* start PAGE TEXT *

The World Oceans Day celebrates the seas as a boon for mankind. It may soon turn out to be a bane for Sino-Indian relations. The problems are many and centre around the Exclusive Economic Zone (EEZ) defined by the United Nations Convention on the Law of the Seas (UNCLOS) as the sea area and seabed stretching 200nm from the coast and island territories, including the 12 nautical mile (nm) strip of water hugging the coasts of countries deemed sovereign territory, exclusively for the coastal country to mine and drill for offshore oil and gas.
South China Sea Contest
In a world where traditional energy and minerals sources are depleting fast, such resources are highly prized and as between states with extended coastlines and contested island territories, ever-elongated EEZs are reduced to a confusing welter of overlapping claims that are difficult to resolve because they are almost impossible to disentangle. EEZs do not, however, prohibit or limit in any way the right of free passage through these waters for merchant marine and even warships of all countries in peace time. But peace depends on how emphatically a country seeks to enforce its claims.

* end PAGE TEXT *
* start LISTED ENTRIES *

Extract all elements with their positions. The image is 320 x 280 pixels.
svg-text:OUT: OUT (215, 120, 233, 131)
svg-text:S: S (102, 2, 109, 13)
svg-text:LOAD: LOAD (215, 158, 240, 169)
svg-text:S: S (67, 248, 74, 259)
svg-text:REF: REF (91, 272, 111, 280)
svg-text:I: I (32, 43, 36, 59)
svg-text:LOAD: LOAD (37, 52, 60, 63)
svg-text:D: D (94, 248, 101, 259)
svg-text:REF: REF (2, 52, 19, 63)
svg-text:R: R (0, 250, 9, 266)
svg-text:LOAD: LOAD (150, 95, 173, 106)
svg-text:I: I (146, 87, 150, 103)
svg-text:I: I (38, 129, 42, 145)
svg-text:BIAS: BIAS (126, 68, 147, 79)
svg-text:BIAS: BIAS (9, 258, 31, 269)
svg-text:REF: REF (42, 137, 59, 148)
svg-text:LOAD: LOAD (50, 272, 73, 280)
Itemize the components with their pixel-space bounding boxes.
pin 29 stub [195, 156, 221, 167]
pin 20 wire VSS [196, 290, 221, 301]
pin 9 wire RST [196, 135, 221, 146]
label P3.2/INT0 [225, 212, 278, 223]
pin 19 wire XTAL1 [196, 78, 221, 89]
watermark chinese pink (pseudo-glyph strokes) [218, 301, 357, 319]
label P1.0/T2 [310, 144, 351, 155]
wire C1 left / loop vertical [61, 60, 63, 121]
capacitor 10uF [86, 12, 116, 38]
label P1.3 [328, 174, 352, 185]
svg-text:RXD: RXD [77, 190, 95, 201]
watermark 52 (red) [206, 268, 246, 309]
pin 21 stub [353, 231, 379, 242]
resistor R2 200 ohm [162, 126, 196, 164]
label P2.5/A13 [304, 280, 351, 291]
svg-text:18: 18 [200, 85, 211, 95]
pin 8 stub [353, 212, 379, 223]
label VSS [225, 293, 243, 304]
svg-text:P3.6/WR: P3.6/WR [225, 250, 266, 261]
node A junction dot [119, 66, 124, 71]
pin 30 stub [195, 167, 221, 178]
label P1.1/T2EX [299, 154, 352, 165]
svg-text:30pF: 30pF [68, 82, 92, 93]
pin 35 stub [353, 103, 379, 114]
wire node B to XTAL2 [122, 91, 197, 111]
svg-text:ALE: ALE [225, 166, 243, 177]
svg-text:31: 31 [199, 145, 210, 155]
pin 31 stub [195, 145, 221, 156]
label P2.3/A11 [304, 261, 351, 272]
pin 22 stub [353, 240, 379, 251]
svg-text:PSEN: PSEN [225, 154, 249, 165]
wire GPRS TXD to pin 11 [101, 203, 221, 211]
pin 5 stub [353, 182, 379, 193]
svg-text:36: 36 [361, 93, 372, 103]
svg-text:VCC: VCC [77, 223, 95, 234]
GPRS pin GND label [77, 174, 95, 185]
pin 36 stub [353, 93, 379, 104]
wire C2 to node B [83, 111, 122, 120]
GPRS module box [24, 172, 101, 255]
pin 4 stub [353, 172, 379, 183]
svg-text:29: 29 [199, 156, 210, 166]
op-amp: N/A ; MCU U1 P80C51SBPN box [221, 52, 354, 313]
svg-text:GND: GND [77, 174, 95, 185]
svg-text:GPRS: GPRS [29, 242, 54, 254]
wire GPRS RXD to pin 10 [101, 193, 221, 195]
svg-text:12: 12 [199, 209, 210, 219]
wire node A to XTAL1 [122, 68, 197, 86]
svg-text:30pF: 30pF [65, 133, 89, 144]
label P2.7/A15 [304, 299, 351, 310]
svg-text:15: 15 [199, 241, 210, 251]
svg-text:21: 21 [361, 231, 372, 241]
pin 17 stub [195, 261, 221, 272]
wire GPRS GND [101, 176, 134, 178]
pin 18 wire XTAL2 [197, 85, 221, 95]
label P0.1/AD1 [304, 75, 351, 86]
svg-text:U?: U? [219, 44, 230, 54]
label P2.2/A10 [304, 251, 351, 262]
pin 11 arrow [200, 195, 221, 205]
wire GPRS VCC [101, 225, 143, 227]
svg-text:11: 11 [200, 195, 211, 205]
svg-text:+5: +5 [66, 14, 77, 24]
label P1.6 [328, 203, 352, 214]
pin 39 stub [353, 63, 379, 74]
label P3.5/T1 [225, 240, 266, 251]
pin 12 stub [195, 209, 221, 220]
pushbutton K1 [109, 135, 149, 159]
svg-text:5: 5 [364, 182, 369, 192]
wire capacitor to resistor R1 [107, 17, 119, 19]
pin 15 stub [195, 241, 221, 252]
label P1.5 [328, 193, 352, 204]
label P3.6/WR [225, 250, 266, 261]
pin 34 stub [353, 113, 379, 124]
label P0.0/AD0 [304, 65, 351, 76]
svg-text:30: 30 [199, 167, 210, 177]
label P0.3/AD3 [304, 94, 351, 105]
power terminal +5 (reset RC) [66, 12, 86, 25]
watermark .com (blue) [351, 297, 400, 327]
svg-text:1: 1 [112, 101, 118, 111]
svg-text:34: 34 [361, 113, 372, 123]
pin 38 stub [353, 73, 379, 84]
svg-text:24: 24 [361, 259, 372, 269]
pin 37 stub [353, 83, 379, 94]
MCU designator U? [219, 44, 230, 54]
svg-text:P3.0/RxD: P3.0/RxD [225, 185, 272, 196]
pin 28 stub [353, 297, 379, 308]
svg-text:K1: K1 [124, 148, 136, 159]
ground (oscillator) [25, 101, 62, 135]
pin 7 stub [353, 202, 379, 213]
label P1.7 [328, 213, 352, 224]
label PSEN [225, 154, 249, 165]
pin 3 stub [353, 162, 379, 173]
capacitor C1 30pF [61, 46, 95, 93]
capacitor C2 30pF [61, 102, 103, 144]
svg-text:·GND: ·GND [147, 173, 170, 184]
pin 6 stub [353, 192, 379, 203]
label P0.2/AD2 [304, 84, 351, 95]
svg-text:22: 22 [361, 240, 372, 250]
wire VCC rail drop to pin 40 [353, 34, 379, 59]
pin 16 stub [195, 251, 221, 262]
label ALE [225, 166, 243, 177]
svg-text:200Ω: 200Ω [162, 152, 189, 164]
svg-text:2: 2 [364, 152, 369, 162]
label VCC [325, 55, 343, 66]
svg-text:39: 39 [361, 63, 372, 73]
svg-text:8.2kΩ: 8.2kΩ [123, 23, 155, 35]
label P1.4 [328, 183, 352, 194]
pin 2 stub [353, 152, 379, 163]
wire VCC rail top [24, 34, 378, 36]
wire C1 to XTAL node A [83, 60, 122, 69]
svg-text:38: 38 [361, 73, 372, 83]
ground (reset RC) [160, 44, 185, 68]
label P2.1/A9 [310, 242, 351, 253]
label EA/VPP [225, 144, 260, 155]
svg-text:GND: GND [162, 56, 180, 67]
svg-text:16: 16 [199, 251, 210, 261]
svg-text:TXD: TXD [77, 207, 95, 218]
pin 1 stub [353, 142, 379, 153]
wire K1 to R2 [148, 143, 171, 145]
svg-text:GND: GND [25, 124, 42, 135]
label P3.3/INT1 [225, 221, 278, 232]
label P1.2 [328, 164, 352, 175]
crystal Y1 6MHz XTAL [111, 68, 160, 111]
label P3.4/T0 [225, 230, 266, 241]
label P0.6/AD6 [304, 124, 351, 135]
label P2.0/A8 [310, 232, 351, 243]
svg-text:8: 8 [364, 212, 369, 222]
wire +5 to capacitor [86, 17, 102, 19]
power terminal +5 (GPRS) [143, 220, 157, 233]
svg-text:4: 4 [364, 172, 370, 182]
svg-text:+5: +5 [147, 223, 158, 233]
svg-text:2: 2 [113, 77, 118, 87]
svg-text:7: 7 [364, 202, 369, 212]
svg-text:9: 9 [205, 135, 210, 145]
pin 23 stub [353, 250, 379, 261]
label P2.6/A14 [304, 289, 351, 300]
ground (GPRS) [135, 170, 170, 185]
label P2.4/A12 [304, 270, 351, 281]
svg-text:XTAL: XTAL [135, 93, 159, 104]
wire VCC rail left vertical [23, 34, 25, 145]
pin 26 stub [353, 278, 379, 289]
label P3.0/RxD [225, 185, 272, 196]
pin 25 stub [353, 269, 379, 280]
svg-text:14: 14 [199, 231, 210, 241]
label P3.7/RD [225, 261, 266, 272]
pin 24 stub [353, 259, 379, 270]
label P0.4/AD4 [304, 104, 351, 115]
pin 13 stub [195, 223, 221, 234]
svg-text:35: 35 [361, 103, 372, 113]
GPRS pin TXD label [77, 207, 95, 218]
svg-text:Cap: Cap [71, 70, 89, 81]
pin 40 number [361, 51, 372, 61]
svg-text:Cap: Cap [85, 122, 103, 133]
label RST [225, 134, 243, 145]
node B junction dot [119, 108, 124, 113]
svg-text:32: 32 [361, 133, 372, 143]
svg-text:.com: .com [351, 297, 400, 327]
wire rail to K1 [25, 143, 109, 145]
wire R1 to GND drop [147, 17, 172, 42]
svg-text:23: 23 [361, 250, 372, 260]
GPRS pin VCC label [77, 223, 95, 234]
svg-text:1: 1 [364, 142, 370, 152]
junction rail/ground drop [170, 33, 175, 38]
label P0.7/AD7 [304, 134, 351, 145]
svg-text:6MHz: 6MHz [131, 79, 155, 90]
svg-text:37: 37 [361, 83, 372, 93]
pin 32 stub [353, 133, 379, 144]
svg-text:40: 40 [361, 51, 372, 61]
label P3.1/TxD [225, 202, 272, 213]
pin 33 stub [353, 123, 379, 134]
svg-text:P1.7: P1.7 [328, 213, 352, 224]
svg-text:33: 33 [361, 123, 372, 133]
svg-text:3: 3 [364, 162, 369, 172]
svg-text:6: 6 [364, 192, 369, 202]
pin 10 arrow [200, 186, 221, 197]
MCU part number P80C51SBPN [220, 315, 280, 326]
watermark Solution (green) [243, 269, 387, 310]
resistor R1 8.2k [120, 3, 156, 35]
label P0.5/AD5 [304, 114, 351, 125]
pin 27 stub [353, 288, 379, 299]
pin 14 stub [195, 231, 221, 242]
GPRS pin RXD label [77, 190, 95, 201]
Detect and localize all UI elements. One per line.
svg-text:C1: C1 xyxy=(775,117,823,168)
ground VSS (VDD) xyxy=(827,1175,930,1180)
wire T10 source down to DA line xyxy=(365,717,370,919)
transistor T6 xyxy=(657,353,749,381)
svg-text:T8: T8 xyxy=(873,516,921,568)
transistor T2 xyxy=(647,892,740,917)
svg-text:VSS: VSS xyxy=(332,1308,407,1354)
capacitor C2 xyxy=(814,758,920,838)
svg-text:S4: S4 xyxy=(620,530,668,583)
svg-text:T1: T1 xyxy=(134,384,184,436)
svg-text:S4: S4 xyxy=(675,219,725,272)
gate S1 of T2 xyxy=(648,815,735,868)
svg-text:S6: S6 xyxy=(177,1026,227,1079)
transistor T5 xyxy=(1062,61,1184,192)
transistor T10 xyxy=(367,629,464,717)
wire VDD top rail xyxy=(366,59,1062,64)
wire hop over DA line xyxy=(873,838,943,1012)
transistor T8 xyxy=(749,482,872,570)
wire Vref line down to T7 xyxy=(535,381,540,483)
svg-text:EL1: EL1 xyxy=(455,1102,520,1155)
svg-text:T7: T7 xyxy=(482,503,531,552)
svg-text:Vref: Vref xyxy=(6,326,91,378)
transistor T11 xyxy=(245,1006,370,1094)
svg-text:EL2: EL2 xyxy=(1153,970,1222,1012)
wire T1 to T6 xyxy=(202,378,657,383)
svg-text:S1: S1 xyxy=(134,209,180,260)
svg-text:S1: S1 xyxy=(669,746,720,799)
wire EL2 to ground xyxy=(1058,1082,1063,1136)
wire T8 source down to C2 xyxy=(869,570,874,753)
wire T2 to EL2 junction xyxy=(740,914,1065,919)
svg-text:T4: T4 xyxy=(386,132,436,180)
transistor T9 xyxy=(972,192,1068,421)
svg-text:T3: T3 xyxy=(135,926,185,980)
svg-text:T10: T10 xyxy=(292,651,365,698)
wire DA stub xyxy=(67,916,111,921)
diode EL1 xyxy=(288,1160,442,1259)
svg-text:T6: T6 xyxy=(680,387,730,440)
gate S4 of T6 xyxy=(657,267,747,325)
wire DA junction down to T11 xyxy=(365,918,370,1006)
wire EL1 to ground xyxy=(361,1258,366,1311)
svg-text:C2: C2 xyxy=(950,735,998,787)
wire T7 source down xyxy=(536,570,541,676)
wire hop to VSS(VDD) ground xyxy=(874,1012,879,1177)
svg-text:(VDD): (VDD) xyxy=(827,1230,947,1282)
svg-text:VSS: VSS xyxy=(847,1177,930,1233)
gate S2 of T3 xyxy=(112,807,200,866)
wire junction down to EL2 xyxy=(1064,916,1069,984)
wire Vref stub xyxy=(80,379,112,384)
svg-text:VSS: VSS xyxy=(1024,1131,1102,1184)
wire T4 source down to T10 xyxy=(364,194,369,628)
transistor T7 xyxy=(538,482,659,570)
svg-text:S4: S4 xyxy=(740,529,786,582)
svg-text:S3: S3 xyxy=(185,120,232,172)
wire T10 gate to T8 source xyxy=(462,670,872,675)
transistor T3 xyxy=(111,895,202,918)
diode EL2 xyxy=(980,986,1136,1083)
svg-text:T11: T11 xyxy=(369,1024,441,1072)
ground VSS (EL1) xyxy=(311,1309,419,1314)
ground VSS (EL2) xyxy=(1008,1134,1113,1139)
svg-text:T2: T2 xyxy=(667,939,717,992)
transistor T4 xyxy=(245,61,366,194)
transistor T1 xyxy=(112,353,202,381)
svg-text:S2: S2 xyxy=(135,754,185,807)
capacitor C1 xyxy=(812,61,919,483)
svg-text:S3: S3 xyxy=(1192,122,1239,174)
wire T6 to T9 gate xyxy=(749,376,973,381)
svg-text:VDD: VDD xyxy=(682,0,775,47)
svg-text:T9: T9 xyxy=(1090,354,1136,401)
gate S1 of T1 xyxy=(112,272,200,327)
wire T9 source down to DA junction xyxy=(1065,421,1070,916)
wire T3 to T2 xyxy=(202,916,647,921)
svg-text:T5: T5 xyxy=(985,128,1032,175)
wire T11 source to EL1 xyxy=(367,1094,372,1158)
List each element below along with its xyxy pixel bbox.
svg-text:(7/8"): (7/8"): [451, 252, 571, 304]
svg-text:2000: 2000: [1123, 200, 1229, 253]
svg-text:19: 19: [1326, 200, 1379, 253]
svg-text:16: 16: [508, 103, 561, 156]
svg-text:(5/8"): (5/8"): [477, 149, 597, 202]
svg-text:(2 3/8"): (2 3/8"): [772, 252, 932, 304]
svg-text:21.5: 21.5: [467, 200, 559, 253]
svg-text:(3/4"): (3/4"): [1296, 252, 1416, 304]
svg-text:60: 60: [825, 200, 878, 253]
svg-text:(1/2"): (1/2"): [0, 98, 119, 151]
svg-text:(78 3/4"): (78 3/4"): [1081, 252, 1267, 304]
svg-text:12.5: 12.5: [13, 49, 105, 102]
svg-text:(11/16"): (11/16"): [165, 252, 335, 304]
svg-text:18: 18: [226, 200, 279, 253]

* end LISTED ENTRIES *

- _EXERCISE_
Continue the piece on Exclusive Economic Zones and Sino-Indian maritime tensions, picking up after its final sentence.

- _ANSWER TO THIS PROBLEM_
At the recent Shangrila Conference in Singapore, the head of the Chinese Navy Admiral Sun Jianguo talked plainly about the possibility of adding to the 2,000-odd acres of new “islands” brazenly created in mid-South China Sea by Beijing in violation of international laws and legal understandings. China dumped massive amounts of earth, sand, and silt, cemented these huge manmade outcroppings, and used them as air fields and impromptu naval bases, and has threatened to impose an air defence identification zone (ADIZ) in the area. Both the “islands” and the ADIZ are, however, capable of triggering war.
With the enhanced EEZ measured off these ersatz islands, China’s claims to all of South China Sea, Beijing believes, are incontestable. The extraordinary and entirely illegal cartographic actions notwithstanding, Admiral Sun averred that China had actually “exercised enormous restraint”! If this is restraint, many wonder what Chinese loss of self-control would entail. Such territorially expansionist policy involving the “near waters” is justified on the basis of millennial claims of this maritime region once being a Chinese “lake”.
The India Tangle
How is India affected by such shenanigans? For one thing, India has concessions and invested in oil fields in the very waters off Vietnam which China thinks it owns. Direct confrontation with China is likely also because Vietnam is being built up militarily by India in the manner Pakistan has been by China – to be a deep thorn in the side of the other. India needs only to transfer nuclear-tipped missiles to Hanoi to equilibrate the situation.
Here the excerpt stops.